[The request] Leave out every picture, then transcribe the rest of the listing exactly.

** start Recorded information **

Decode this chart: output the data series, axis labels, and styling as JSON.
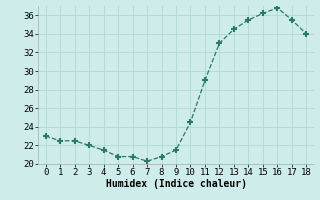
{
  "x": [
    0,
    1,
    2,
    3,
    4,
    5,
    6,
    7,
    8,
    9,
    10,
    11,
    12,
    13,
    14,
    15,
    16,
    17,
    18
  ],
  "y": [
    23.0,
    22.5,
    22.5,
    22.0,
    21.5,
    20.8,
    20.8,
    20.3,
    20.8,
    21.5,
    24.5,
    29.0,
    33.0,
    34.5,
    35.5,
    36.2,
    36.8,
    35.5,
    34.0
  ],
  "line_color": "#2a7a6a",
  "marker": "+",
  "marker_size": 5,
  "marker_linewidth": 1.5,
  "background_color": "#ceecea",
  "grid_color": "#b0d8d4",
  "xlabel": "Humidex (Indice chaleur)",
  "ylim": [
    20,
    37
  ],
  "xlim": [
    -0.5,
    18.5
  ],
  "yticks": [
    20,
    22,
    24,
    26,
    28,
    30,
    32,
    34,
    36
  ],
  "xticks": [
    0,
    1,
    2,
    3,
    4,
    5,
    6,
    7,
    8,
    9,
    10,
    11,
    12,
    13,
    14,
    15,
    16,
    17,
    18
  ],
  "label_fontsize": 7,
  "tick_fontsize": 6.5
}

** end Recorded information **

[Reply]
Decode this chart: output the data series, axis labels, and styling as JSON.
{
  "x": [
    0,
    1,
    2,
    3,
    4,
    5,
    6,
    7,
    8,
    9,
    10,
    11,
    12,
    13,
    14,
    15,
    16,
    17,
    18
  ],
  "y": [
    23.0,
    22.5,
    22.5,
    22.0,
    21.5,
    20.8,
    20.8,
    20.3,
    20.8,
    21.5,
    24.5,
    29.0,
    33.0,
    34.5,
    35.5,
    36.2,
    36.8,
    35.5,
    34.0
  ],
  "line_color": "#2a7a6a",
  "marker": "+",
  "marker_size": 5,
  "marker_linewidth": 1.5,
  "background_color": "#ceecea",
  "grid_color": "#b0d8d4",
  "xlabel": "Humidex (Indice chaleur)",
  "ylim": [
    20,
    37
  ],
  "xlim": [
    -0.5,
    18.5
  ],
  "yticks": [
    20,
    22,
    24,
    26,
    28,
    30,
    32,
    34,
    36
  ],
  "xticks": [
    0,
    1,
    2,
    3,
    4,
    5,
    6,
    7,
    8,
    9,
    10,
    11,
    12,
    13,
    14,
    15,
    16,
    17,
    18
  ],
  "label_fontsize": 7,
  "tick_fontsize": 6.5
}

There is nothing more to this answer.